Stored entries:
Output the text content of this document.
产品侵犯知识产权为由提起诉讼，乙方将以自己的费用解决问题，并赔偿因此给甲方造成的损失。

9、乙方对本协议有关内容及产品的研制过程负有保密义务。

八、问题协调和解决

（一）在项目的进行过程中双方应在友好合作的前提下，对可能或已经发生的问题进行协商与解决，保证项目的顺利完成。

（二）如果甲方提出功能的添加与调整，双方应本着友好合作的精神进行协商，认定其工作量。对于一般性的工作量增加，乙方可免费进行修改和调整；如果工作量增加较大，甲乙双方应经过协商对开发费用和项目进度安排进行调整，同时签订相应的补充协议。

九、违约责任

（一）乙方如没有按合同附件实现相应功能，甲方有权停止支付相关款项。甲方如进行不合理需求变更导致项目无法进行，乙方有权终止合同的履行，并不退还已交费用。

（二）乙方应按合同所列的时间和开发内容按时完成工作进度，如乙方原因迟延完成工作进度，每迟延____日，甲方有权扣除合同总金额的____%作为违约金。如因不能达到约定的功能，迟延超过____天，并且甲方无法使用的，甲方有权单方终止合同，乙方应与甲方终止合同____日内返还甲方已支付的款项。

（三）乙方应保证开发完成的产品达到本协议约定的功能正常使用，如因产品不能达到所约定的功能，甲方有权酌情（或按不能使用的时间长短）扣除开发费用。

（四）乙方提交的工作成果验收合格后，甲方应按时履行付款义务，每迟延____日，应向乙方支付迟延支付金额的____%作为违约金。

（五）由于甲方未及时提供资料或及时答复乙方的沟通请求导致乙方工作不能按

**The task**
Each line that has the word "作为违约金" should be copied.

**Solution to this exercise**
（二）乙方应按合同所列的时间和开发内容按时完成工作进度，如乙方原因迟延完成工作进度，每迟延____日，甲方有权扣除合同总金额的____%作为违约金。如因不能达到约定的功能，迟延超过____天，并且甲方无法使用的，甲方有权单方终止合同，乙方应与甲方终止合同____日内返还甲方已支付的款项。
（四）乙方提交的工作成果验收合格后，甲方应按时履行付款义务，每迟延____日，应向乙方支付迟延支付金额的____%作为违约金。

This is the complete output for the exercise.